__What the task requires__
Send back the records in full, character for character.

[Saved entries]
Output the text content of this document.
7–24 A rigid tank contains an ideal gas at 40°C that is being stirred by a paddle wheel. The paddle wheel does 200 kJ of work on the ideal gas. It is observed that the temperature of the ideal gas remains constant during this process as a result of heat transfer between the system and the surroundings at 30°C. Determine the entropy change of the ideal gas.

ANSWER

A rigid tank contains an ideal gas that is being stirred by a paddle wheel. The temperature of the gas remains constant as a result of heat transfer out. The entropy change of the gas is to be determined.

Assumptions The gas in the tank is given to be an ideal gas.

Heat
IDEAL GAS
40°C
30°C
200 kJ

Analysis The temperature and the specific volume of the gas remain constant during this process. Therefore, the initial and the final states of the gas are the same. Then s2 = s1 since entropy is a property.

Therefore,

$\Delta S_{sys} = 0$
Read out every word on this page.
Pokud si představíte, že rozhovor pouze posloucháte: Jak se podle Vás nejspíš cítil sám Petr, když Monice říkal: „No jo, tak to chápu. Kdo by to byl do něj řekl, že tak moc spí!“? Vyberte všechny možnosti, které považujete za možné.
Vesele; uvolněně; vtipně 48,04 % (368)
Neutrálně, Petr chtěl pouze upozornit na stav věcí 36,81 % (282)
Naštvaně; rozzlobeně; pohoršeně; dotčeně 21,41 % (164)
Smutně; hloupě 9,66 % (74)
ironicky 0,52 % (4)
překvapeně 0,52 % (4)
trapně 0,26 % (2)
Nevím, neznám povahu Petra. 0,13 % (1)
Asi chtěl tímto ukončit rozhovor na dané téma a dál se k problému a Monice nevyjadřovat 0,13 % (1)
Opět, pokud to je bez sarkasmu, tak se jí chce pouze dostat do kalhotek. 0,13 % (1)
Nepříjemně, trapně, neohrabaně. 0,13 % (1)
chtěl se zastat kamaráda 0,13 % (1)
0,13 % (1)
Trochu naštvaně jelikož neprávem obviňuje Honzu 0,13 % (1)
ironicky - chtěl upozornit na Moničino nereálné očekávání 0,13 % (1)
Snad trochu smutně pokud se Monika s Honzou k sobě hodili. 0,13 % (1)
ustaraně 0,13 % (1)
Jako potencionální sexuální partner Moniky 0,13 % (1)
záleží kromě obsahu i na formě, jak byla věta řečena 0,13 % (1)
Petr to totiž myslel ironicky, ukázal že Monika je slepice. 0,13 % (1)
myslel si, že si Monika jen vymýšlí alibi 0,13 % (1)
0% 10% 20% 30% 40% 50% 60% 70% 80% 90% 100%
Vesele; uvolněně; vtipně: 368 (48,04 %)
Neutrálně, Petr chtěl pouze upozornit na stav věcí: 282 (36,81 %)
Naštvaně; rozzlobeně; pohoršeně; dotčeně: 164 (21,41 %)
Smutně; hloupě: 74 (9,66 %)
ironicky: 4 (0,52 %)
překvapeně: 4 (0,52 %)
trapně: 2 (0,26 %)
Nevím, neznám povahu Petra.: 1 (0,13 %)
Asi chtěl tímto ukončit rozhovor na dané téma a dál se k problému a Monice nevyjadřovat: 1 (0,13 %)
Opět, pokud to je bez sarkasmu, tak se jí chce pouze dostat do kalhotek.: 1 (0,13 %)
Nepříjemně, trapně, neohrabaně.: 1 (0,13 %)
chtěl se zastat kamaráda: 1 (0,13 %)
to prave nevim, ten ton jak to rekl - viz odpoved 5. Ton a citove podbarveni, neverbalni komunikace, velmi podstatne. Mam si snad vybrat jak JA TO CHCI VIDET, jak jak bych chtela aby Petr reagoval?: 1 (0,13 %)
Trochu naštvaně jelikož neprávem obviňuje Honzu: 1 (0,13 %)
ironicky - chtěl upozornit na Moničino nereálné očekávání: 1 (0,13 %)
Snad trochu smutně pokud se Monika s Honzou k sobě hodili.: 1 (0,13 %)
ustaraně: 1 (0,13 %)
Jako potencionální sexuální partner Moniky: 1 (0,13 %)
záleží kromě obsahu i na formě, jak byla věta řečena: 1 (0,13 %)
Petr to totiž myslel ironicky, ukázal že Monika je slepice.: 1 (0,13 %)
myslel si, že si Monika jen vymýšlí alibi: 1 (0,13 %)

__Exercise output__
Output the text content of this document.
7–24 A rigid tank contains an ideal gas at 40°C that is being stirred by a paddle wheel. The paddle wheel does 200 kJ of work on the ideal gas. It is observed that the temperature of the ideal gas remains constant during this process as a result of heat transfer between the system and the surroundings at 30°C. Determine the entropy change of the ideal gas.

ANSWER

A rigid tank contains an ideal gas that is being stirred by a paddle wheel. The temperature of the gas remains constant as a result of heat transfer out. The entropy change of the gas is to be determined.

Assumptions The gas in the tank is given to be an ideal gas.

Heat
IDEAL GAS
40°C
30°C
200 kJ

Analysis The temperature and the specific volume of the gas remain constant during this process. Therefore, the initial and the final states of the gas are the same. Then s2 = s1 since entropy is a property.

Therefore,

$\Delta S_{sys} = 0$
Read out every word on this page.
Pokud si představíte, že rozhovor pouze posloucháte: Jak se podle Vás nejspíš cítil sám Petr, když Monice říkal: „No jo, tak to chápu. Kdo by to byl do něj řekl, že tak moc spí!“? Vyberte všechny možnosti, které považujete za možné.
Vesele; uvolněně; vtipně 48,04 % (368)
Neutrálně, Petr chtěl pouze upozornit na stav věcí 36,81 % (282)
Naštvaně; rozzlobeně; pohoršeně; dotčeně 21,41 % (164)
Smutně; hloupě 9,66 % (74)
ironicky 0,52 % (4)
překvapeně 0,52 % (4)
trapně 0,26 % (2)
Nevím, neznám povahu Petra. 0,13 % (1)
Asi chtěl tímto ukončit rozhovor na dané téma a dál se k problému a Monice nevyjadřovat 0,13 % (1)
Opět, pokud to je bez sarkasmu, tak se jí chce pouze dostat do kalhotek. 0,13 % (1)
Nepříjemně, trapně, neohrabaně. 0,13 % (1)
chtěl se zastat kamaráda 0,13 % (1)
0,13 % (1)
Trochu naštvaně jelikož neprávem obviňuje Honzu 0,13 % (1)
ironicky - chtěl upozornit na Moničino nereálné očekávání 0,13 % (1)
Snad trochu smutně pokud se Monika s Honzou k sobě hodili. 0,13 % (1)
ustaraně 0,13 % (1)
Jako potencionální sexuální partner Moniky 0,13 % (1)
záleží kromě obsahu i na formě, jak byla věta řečena 0,13 % (1)
Petr to totiž myslel ironicky, ukázal že Monika je slepice. 0,13 % (1)
myslel si, že si Monika jen vymýšlí alibi 0,13 % (1)
0% 10% 20% 30% 40% 50% 60% 70% 80% 90% 100%
Vesele; uvolněně; vtipně: 368 (48,04 %)
Neutrálně, Petr chtěl pouze upozornit na stav věcí: 282 (36,81 %)
Naštvaně; rozzlobeně; pohoršeně; dotčeně: 164 (21,41 %)
Smutně; hloupě: 74 (9,66 %)
ironicky: 4 (0,52 %)
překvapeně: 4 (0,52 %)
trapně: 2 (0,26 %)
Nevím, neznám povahu Petra.: 1 (0,13 %)
Asi chtěl tímto ukončit rozhovor na dané téma a dál se k problému a Monice nevyjadřovat: 1 (0,13 %)
Opět, pokud to je bez sarkasmu, tak se jí chce pouze dostat do kalhotek.: 1 (0,13 %)
Nepříjemně, trapně, neohrabaně.: 1 (0,13 %)
chtěl se zastat kamaráda: 1 (0,13 %)
to prave nevim, ten ton jak to rekl - viz odpoved 5. Ton a citove podbarveni, neverbalni komunikace, velmi podstatne. Mam si snad vybrat jak JA TO CHCI VIDET, jak jak bych chtela aby Petr reagoval?: 1 (0,13 %)
Trochu naštvaně jelikož neprávem obviňuje Honzu: 1 (0,13 %)
ironicky - chtěl upozornit na Moničino nereálné očekávání: 1 (0,13 %)
Snad trochu smutně pokud se Monika s Honzou k sobě hodili.: 1 (0,13 %)
ustaraně: 1 (0,13 %)
Jako potencionální sexuální partner Moniky: 1 (0,13 %)
záleží kromě obsahu i na formě, jak byla věta řečena: 1 (0,13 %)
Petr to totiž myslel ironicky, ukázal že Monika je slepice.: 1 (0,13 %)
myslel si, že si Monika jen vymýšlí alibi: 1 (0,13 %)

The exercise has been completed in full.